### Task goal
Turn the lines of the records from the one containing "panel-c: 0 20" through the one containing "y-tick-label: 40: [25, 31, 37, 42]" into a JSON list of strings, one string per line and no entries for blank lines.

+ + +

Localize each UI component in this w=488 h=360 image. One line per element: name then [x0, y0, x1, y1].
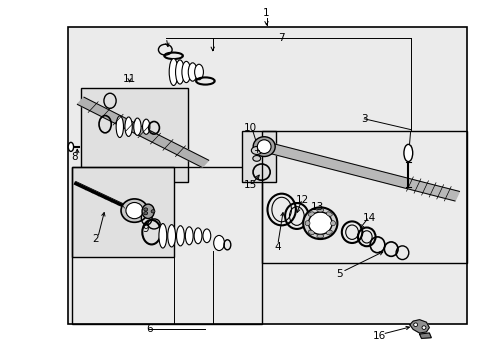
Ellipse shape: [308, 212, 314, 216]
Ellipse shape: [413, 323, 417, 327]
Polygon shape: [77, 97, 208, 167]
Ellipse shape: [185, 227, 193, 245]
Ellipse shape: [125, 117, 132, 136]
Text: 15: 15: [243, 180, 257, 190]
Ellipse shape: [325, 230, 331, 235]
Text: 1: 1: [263, 8, 269, 18]
Ellipse shape: [143, 212, 147, 215]
Ellipse shape: [182, 61, 190, 83]
Ellipse shape: [126, 202, 143, 219]
Ellipse shape: [194, 64, 203, 80]
Ellipse shape: [325, 212, 331, 216]
Text: 4: 4: [274, 242, 281, 252]
Ellipse shape: [175, 60, 184, 84]
Ellipse shape: [151, 210, 155, 213]
Ellipse shape: [143, 208, 147, 211]
Text: 9: 9: [142, 224, 149, 234]
Ellipse shape: [308, 230, 314, 235]
Ellipse shape: [316, 208, 323, 212]
Ellipse shape: [330, 221, 335, 226]
Ellipse shape: [142, 119, 149, 134]
Text: 14: 14: [362, 213, 375, 223]
Text: 3: 3: [360, 114, 367, 124]
Ellipse shape: [194, 228, 202, 244]
Text: 8: 8: [71, 152, 78, 162]
Bar: [72, 167, 173, 257]
Polygon shape: [265, 143, 459, 201]
Text: 11: 11: [122, 74, 136, 84]
Ellipse shape: [133, 118, 141, 135]
Bar: [81, 88, 188, 182]
Ellipse shape: [121, 199, 147, 222]
Polygon shape: [409, 320, 428, 333]
Ellipse shape: [308, 212, 331, 234]
Ellipse shape: [305, 221, 309, 226]
Text: 5: 5: [336, 269, 343, 279]
Ellipse shape: [316, 234, 323, 238]
Text: 10: 10: [244, 123, 256, 133]
Ellipse shape: [167, 225, 175, 247]
Ellipse shape: [203, 229, 210, 243]
Ellipse shape: [253, 137, 275, 157]
Ellipse shape: [303, 207, 337, 239]
Ellipse shape: [421, 326, 425, 329]
Ellipse shape: [142, 204, 154, 219]
Ellipse shape: [257, 140, 270, 153]
Bar: [261, 131, 466, 263]
Text: 7: 7: [277, 33, 284, 43]
Polygon shape: [419, 333, 430, 338]
Ellipse shape: [188, 63, 197, 81]
Ellipse shape: [403, 144, 412, 162]
Text: 6: 6: [145, 324, 152, 334]
Text: 2: 2: [92, 234, 99, 244]
Text: 16: 16: [371, 330, 385, 341]
Ellipse shape: [169, 58, 178, 85]
Ellipse shape: [252, 156, 260, 161]
Ellipse shape: [176, 226, 184, 246]
Ellipse shape: [68, 143, 73, 152]
Text: 13: 13: [310, 202, 324, 212]
Text: 12: 12: [295, 195, 308, 205]
Ellipse shape: [251, 147, 262, 154]
Bar: [72, 167, 261, 324]
Ellipse shape: [116, 116, 123, 138]
Bar: [68, 27, 466, 324]
Bar: [242, 131, 276, 182]
Ellipse shape: [159, 224, 166, 248]
Ellipse shape: [213, 235, 224, 251]
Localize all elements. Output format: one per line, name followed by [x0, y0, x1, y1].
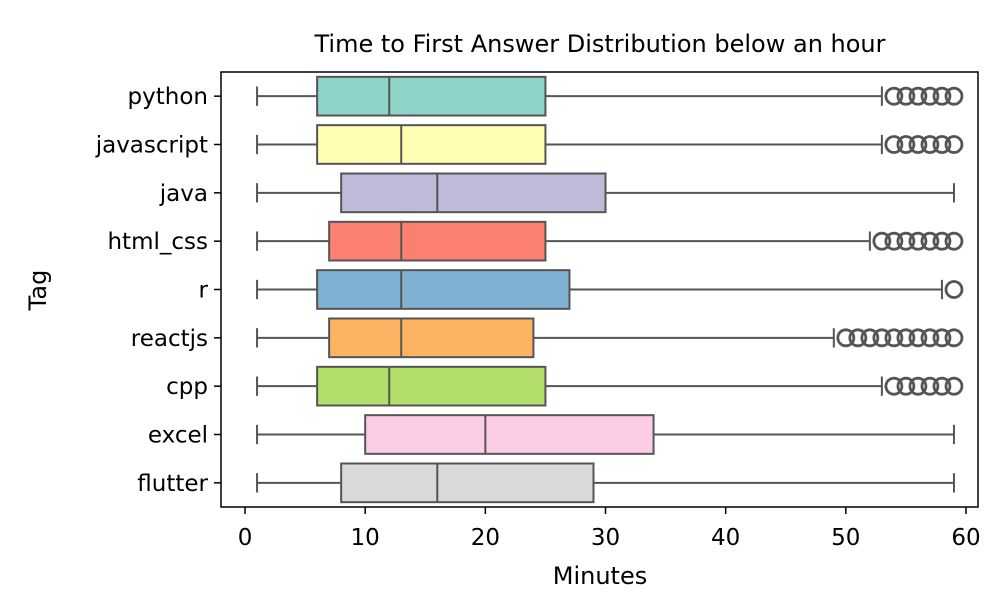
outlier-point — [884, 86, 904, 106]
box-iqr — [340, 172, 607, 214]
outlier-point — [884, 328, 904, 348]
y-tick-label: html_css — [107, 229, 208, 255]
outlier-point — [944, 86, 964, 106]
box-reactjs — [256, 317, 964, 359]
outlier-point — [884, 376, 904, 396]
box-iqr — [316, 365, 547, 407]
chart-title: Time to First Answer Distribution below … — [313, 30, 885, 58]
box-excel — [256, 414, 955, 455]
box-iqr — [328, 220, 547, 262]
box-javascript — [256, 124, 964, 165]
outlier-point — [944, 376, 964, 396]
outlier-point — [896, 376, 916, 396]
outlier-point — [908, 376, 928, 396]
outlier-point — [836, 328, 856, 348]
outlier-point — [944, 280, 964, 299]
outlier-point — [908, 231, 928, 251]
outlier-point — [896, 231, 916, 251]
outlier-point — [920, 376, 940, 396]
outlier-point — [872, 328, 892, 348]
outlier-point — [920, 328, 940, 348]
outlier-point — [884, 135, 904, 154]
x-tick-label: 50 — [831, 525, 860, 551]
y-tick-label: r — [199, 278, 209, 304]
outlier-point — [908, 86, 928, 106]
outlier-point — [932, 86, 952, 106]
outlier-point — [896, 86, 916, 106]
y-tick-label: reactjs — [131, 326, 208, 352]
outlier-point — [920, 86, 940, 106]
y-tick-label: excel — [148, 423, 208, 449]
outlier-point — [932, 328, 952, 348]
box-cpp — [256, 365, 964, 407]
outlier-point — [920, 231, 940, 251]
outlier-point — [944, 135, 964, 154]
x-tick-label: 0 — [238, 525, 253, 551]
y-tick-label: flutter — [137, 471, 208, 497]
box-iqr — [316, 75, 547, 117]
x-tick-label: 30 — [591, 525, 620, 551]
x-tick-label: 60 — [951, 525, 980, 551]
outlier-point — [932, 376, 952, 396]
box-iqr — [316, 269, 571, 310]
box-r — [256, 269, 964, 310]
box-python — [256, 75, 964, 117]
x-tick-label: 10 — [351, 525, 380, 551]
box-java — [256, 172, 955, 214]
outlier-point — [872, 231, 892, 251]
x-tick-label: 20 — [471, 525, 500, 551]
outlier-point — [932, 231, 952, 251]
x-tick-label: 40 — [711, 525, 740, 551]
x-axis-label: Minutes — [553, 562, 647, 590]
outlier-point — [908, 328, 928, 348]
outlier-point — [944, 328, 964, 348]
outlier-point — [848, 328, 868, 348]
outlier-point — [932, 135, 952, 154]
box-html_css — [256, 220, 964, 262]
box-flutter — [256, 462, 955, 504]
outlier-point — [920, 135, 940, 154]
box-iqr — [316, 124, 547, 165]
outlier-point — [884, 231, 904, 251]
y-tick-label: cpp — [166, 374, 208, 400]
outlier-point — [860, 328, 880, 348]
outlier-point — [944, 231, 964, 251]
y-tick-label: javascript — [95, 133, 208, 159]
box-iqr — [340, 462, 595, 504]
box-iqr — [364, 414, 655, 455]
y-tick-label: java — [159, 181, 208, 207]
outlier-point — [896, 135, 916, 154]
outlier-point — [896, 328, 916, 348]
y-tick-label: python — [128, 84, 208, 110]
plot-area — [256, 75, 964, 504]
y-axis-label: Tag — [24, 270, 52, 312]
outlier-point — [908, 135, 928, 154]
box-iqr — [328, 317, 535, 359]
x-axis: 0 10 20 30 40 50 60 — [238, 507, 981, 551]
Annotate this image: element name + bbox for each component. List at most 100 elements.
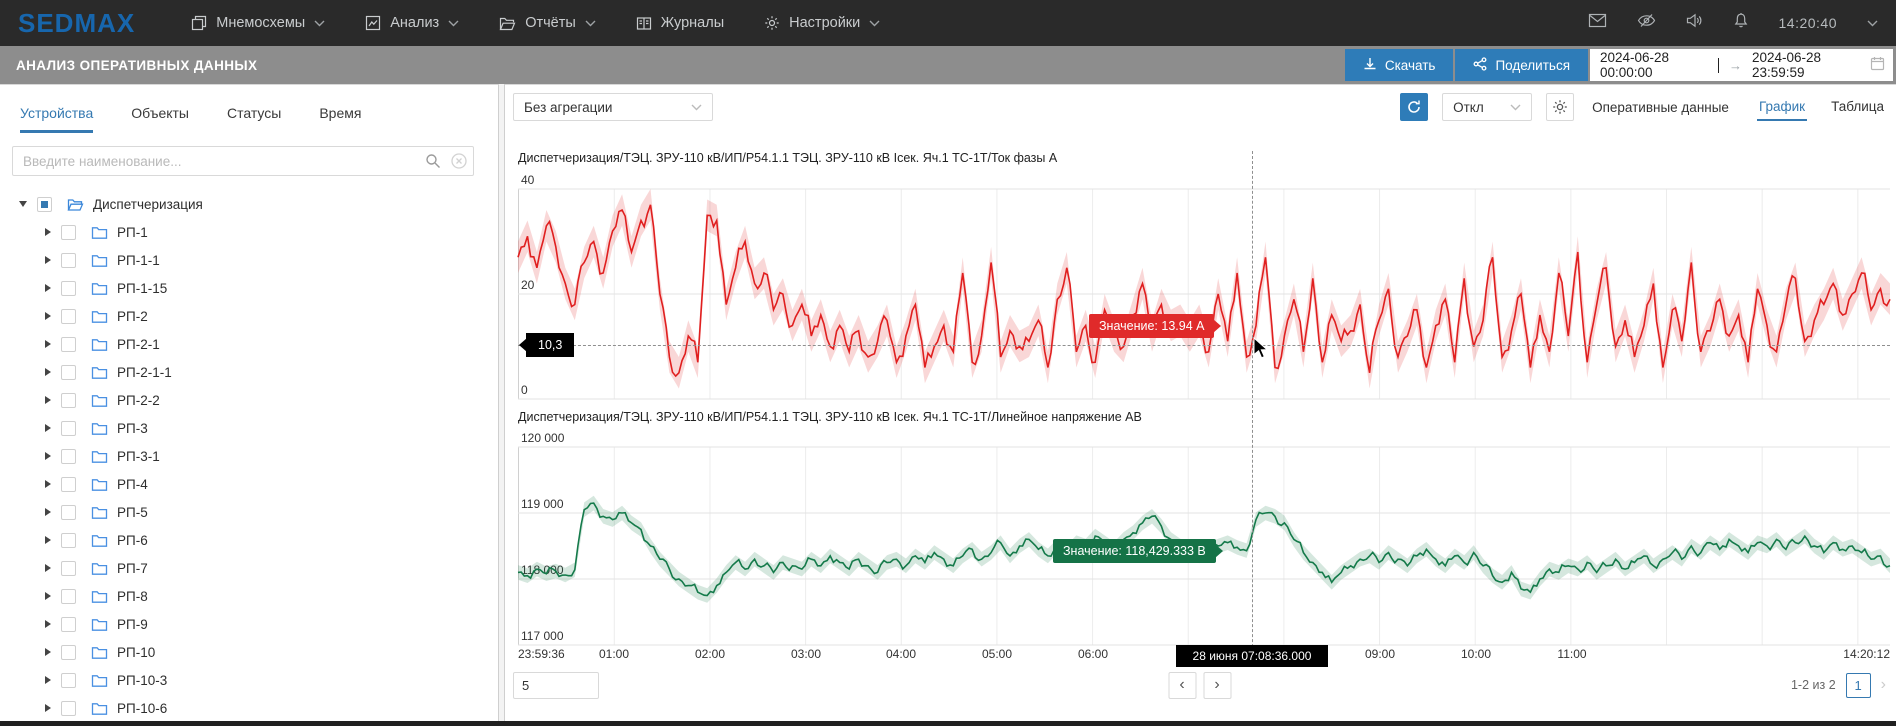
current-phase-a-chart[interactable]: 40200 <box>518 173 1890 405</box>
page-1-button[interactable]: 1 <box>1846 673 1871 698</box>
expand-caret-icon[interactable] <box>45 648 51 656</box>
expand-caret-icon[interactable] <box>45 368 51 376</box>
tree-node-РП-2[interactable]: РП-2 <box>0 302 498 330</box>
user-menu-chevron-icon[interactable] <box>1867 14 1878 32</box>
tree-checkbox[interactable] <box>61 617 76 632</box>
tree-node-РП-9[interactable]: РП-9 <box>0 610 498 638</box>
clear-search-icon[interactable] <box>450 152 468 175</box>
prev-page-button[interactable]: ‹ <box>1168 672 1196 699</box>
tree-node-РП-1-1[interactable]: РП-1-1 <box>0 246 498 274</box>
expand-caret-icon[interactable] <box>45 564 51 572</box>
calendar-icon[interactable] <box>1870 56 1885 74</box>
tree-checkbox[interactable] <box>61 421 76 436</box>
tab-table[interactable]: Таблица <box>1829 94 1886 121</box>
tree-checkbox[interactable] <box>37 197 52 212</box>
expand-caret-icon[interactable] <box>45 284 51 292</box>
tree-checkbox[interactable] <box>61 701 76 716</box>
tree-node-РП-10-3[interactable]: РП-10-3 <box>0 666 498 694</box>
nav-menu-journals[interactable]: Журналы <box>636 15 724 31</box>
chart-settings-button[interactable] <box>1546 93 1574 121</box>
pagination-next-icon[interactable]: › <box>1881 676 1886 694</box>
expand-caret-icon[interactable] <box>45 592 51 600</box>
folder-closed-icon <box>91 225 108 240</box>
eye-off-icon[interactable] <box>1637 13 1656 33</box>
aggregation-select[interactable]: Без агрегации <box>513 93 713 121</box>
expand-caret-icon[interactable] <box>45 424 51 432</box>
folder-closed-icon <box>91 253 108 268</box>
expand-caret-icon[interactable] <box>45 676 51 684</box>
tree-checkbox[interactable] <box>61 533 76 548</box>
sidebar-tab-statuses[interactable]: Статусы <box>227 105 281 133</box>
expand-caret-icon[interactable] <box>45 536 51 544</box>
expand-caret-icon[interactable] <box>45 620 51 628</box>
expand-caret-icon[interactable] <box>45 480 51 488</box>
tree-node-РП-1-15[interactable]: РП-1-15 <box>0 274 498 302</box>
tree-checkbox[interactable] <box>61 673 76 688</box>
speaker-icon[interactable] <box>1686 13 1703 33</box>
tree-node-РП-10-6[interactable]: РП-10-6 <box>0 694 498 722</box>
tree-checkbox[interactable] <box>61 337 76 352</box>
tree-node-label: РП-5 <box>117 505 148 520</box>
nav-menu-settings[interactable]: Настройки <box>764 15 880 31</box>
x-axis-tick-label: 09:00 <box>1365 647 1395 661</box>
tree-node-label: РП-7 <box>117 561 148 576</box>
tree-checkbox[interactable] <box>61 477 76 492</box>
tree-node-РП-5[interactable]: РП-5 <box>0 498 498 526</box>
expand-caret-icon[interactable] <box>45 340 51 348</box>
tree-checkbox[interactable] <box>61 505 76 520</box>
search-input[interactable] <box>12 146 474 176</box>
expand-caret-icon[interactable] <box>45 256 51 264</box>
journals-icon <box>636 16 652 31</box>
expand-caret-icon[interactable] <box>45 704 51 712</box>
next-page-button[interactable]: › <box>1203 672 1231 699</box>
expand-caret-icon[interactable] <box>45 312 51 320</box>
date-to-field[interactable]: 2024-06-28 23:59:59 <box>1752 50 1862 80</box>
nav-menu-analysis[interactable]: Анализ <box>365 15 459 31</box>
tree-node-РП-3[interactable]: РП-3 <box>0 414 498 442</box>
date-from-field[interactable]: 2024-06-28 00:00:00 <box>1600 50 1710 80</box>
sidebar-tab-devices[interactable]: Устройства <box>20 105 93 133</box>
nav-menu-reports[interactable]: Отчёты <box>499 15 596 31</box>
tree-checkbox[interactable] <box>61 645 76 660</box>
tree-node-РП-6[interactable]: РП-6 <box>0 526 498 554</box>
page-size-input[interactable] <box>513 672 599 699</box>
x-axis-tick-label: 04:00 <box>886 647 916 661</box>
sidebar-tab-objects[interactable]: Объекты <box>131 105 189 133</box>
date-range-picker[interactable]: 2024-06-28 00:00:00 → 2024-06-28 23:59:5… <box>1590 49 1893 81</box>
settings-icon <box>764 15 780 31</box>
tree-node-РП-10[interactable]: РП-10 <box>0 638 498 666</box>
sidebar-tab-time[interactable]: Время <box>319 105 361 133</box>
tree-checkbox[interactable] <box>61 253 76 268</box>
tree-node-РП-2-2[interactable]: РП-2-2 <box>0 386 498 414</box>
expand-caret-icon[interactable] <box>45 228 51 236</box>
tree-node-РП-3-1[interactable]: РП-3-1 <box>0 442 498 470</box>
tree-node-РП-2-1-1[interactable]: РП-2-1-1 <box>0 358 498 386</box>
download-button[interactable]: Скачать <box>1345 49 1454 81</box>
tree-checkbox[interactable] <box>61 309 76 324</box>
tree-checkbox[interactable] <box>61 449 76 464</box>
tree-node-РП-4[interactable]: РП-4 <box>0 470 498 498</box>
mode-select[interactable]: Откл <box>1442 93 1532 121</box>
tree-node-РП-7[interactable]: РП-7 <box>0 554 498 582</box>
expand-caret-icon[interactable] <box>19 201 27 207</box>
tree-checkbox[interactable] <box>61 365 76 380</box>
tree-node-РП-8[interactable]: РП-8 <box>0 582 498 610</box>
expand-caret-icon[interactable] <box>45 452 51 460</box>
tree-checkbox[interactable] <box>61 393 76 408</box>
bell-icon[interactable] <box>1733 12 1749 34</box>
tree-checkbox[interactable] <box>61 589 76 604</box>
tree-checkbox[interactable] <box>61 561 76 576</box>
mail-icon[interactable] <box>1588 13 1607 33</box>
tree-checkbox[interactable] <box>61 281 76 296</box>
search-icon[interactable] <box>424 152 442 175</box>
share-button[interactable]: Поделиться <box>1455 49 1588 81</box>
nav-menu-mnemoschemes[interactable]: Мнемосхемы <box>191 15 325 31</box>
tree-root-node[interactable]: Диспетчеризация <box>0 190 498 218</box>
tree-checkbox[interactable] <box>61 225 76 240</box>
expand-caret-icon[interactable] <box>45 396 51 404</box>
tab-chart[interactable]: График <box>1757 94 1807 121</box>
refresh-button[interactable] <box>1400 93 1428 121</box>
tree-node-РП-2-1[interactable]: РП-2-1 <box>0 330 498 358</box>
tree-node-РП-1[interactable]: РП-1 <box>0 218 498 246</box>
expand-caret-icon[interactable] <box>45 508 51 516</box>
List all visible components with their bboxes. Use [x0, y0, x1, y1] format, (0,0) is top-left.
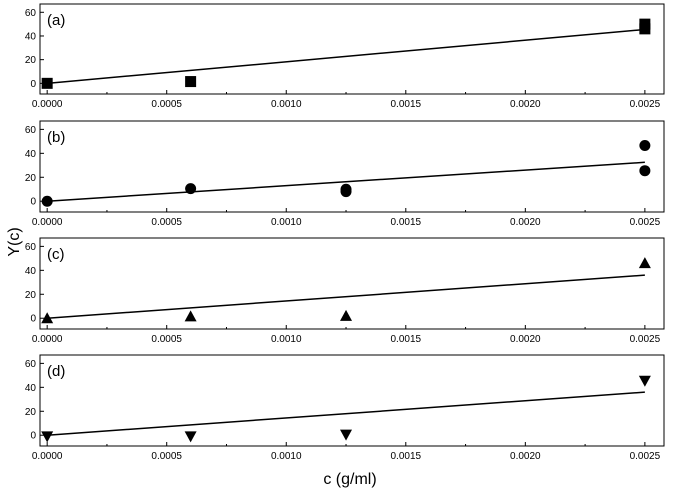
panel-c: 0 20 40 60 0.0000 0.0005 0.0010 0.0015 0.0020 0.0…: [25, 237, 665, 345]
data-point: [340, 429, 353, 441]
fit-line: [47, 161, 645, 202]
x-tick-label: 0.0020: [510, 99, 541, 110]
x-tick-label: 0.0005: [151, 451, 182, 462]
x-axis-title: c (g/ml): [323, 471, 376, 488]
data-point: [41, 312, 54, 324]
data-point: [340, 309, 353, 321]
data-point: [41, 195, 53, 207]
panel-a: 0 20 40 60 0.0000 0.0005 0.0010 0.0015 0.0020 0.0…: [25, 3, 665, 110]
plot-frame: [39, 237, 665, 330]
data-point: [41, 77, 53, 89]
data-point: [638, 375, 651, 387]
y-tick-label: 0: [30, 431, 36, 442]
y-tick-label: 20: [25, 55, 37, 66]
panel-label: (a): [47, 12, 65, 29]
y-tick-label: 40: [25, 31, 37, 42]
data-point: [639, 140, 651, 152]
y-tick-label: 60: [25, 242, 37, 253]
panel-label: (d): [47, 363, 65, 380]
x-tick-label: 0.0000: [32, 334, 63, 345]
data-point: [184, 431, 197, 443]
y-tick-label: 0: [30, 314, 36, 325]
panel-d: 0 20 40 60 0.0000 0.0005 0.0010 0.0015 0.0020 0.0…: [25, 354, 665, 462]
panel-label: (c): [47, 246, 65, 263]
y-tick-label: 20: [25, 173, 37, 184]
y-tick-label: 20: [25, 407, 37, 418]
panels: 0 20 40 60 0.0000 0.0005 0.0010 0.0015 0.0020 0.0…: [25, 3, 665, 462]
x-tick-label: 0.0005: [151, 99, 182, 110]
x-tick-label: 0.0020: [510, 334, 541, 345]
x-tick-label: 0.0000: [32, 451, 63, 462]
fit-line: [47, 391, 645, 436]
plot-frame: [39, 354, 665, 447]
x-tick-label: 0.0020: [510, 217, 541, 228]
x-tick-label: 0.0000: [32, 217, 63, 228]
plot-frame: [39, 120, 665, 213]
data-point: [185, 76, 197, 88]
x-tick-label: 0.0015: [390, 217, 421, 228]
x-tick-label: 0.0020: [510, 451, 541, 462]
x-tick-label: 0.0025: [630, 217, 661, 228]
x-tick-label: 0.0010: [271, 334, 302, 345]
x-tick-label: 0.0025: [630, 451, 661, 462]
x-tick-label: 0.0000: [32, 99, 63, 110]
x-tick-label: 0.0010: [271, 217, 302, 228]
y-axis-title: Y(c): [6, 227, 23, 256]
x-tick-label: 0.0015: [390, 451, 421, 462]
data-point: [638, 257, 651, 269]
fit-line: [47, 28, 645, 85]
data-point: [639, 165, 651, 177]
panel-label: (b): [47, 129, 65, 146]
y-tick-label: 0: [30, 79, 36, 90]
x-tick-label: 0.0025: [630, 99, 661, 110]
x-tick-label: 0.0010: [271, 451, 302, 462]
y-tick-label: 60: [25, 125, 37, 136]
data-point: [639, 23, 651, 35]
data-point: [340, 186, 352, 198]
x-tick-label: 0.0010: [271, 99, 302, 110]
y-tick-label: 20: [25, 290, 37, 301]
x-tick-label: 0.0005: [151, 217, 182, 228]
y-tick-label: 40: [25, 149, 37, 160]
y-tick-label: 0: [30, 197, 36, 208]
x-tick-label: 0.0015: [390, 334, 421, 345]
y-tick-label: 60: [25, 359, 37, 370]
y-tick-label: 40: [25, 266, 37, 277]
x-tick-label: 0.0025: [630, 334, 661, 345]
x-tick-label: 0.0015: [390, 99, 421, 110]
fit-line: [47, 274, 645, 319]
panel-b: 0 20 40 60 0.0000 0.0005 0.0010 0.0015 0.0020 0.0…: [25, 120, 665, 228]
data-point: [41, 431, 54, 443]
y-tick-label: 60: [25, 8, 37, 19]
plot-frame: [39, 3, 665, 95]
x-tick-label: 0.0005: [151, 334, 182, 345]
y-tick-label: 40: [25, 383, 37, 394]
data-point: [185, 183, 197, 195]
data-point: [184, 310, 197, 322]
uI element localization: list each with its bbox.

+ + +

### The solution
[
  "panel-c: 0 20 40 60 0.0000 0.0005 0.0010 0.0015 0.0020 0.0…: [25, 237, 665, 345]",
  "data-point: [340, 429, 353, 441]",
  "fit-line: [47, 161, 645, 202]",
  "x-tick-label: 0.0020: [510, 99, 541, 110]",
  "x-tick-label: 0.0005: [151, 451, 182, 462]",
  "x-axis-title: c (g/ml): [323, 471, 376, 488]",
  "data-point: [41, 312, 54, 324]",
  "data-point: [340, 309, 353, 321]",
  "data-point: [41, 195, 53, 207]",
  "panel-a: 0 20 40 60 0.0000 0.0005 0.0010 0.0015 0.0020 0.0…: [25, 3, 665, 110]",
  "plot-frame: [39, 237, 665, 330]",
  "data-point: [41, 77, 53, 89]",
  "data-point: [638, 375, 651, 387]",
  "y-tick-label: 0: [30, 431, 36, 442]",
  "y-tick-label: 20: [25, 55, 37, 66]",
  "panel-label: (a): [47, 12, 65, 29]",
  "y-tick-label: 40: [25, 31, 37, 42]"
]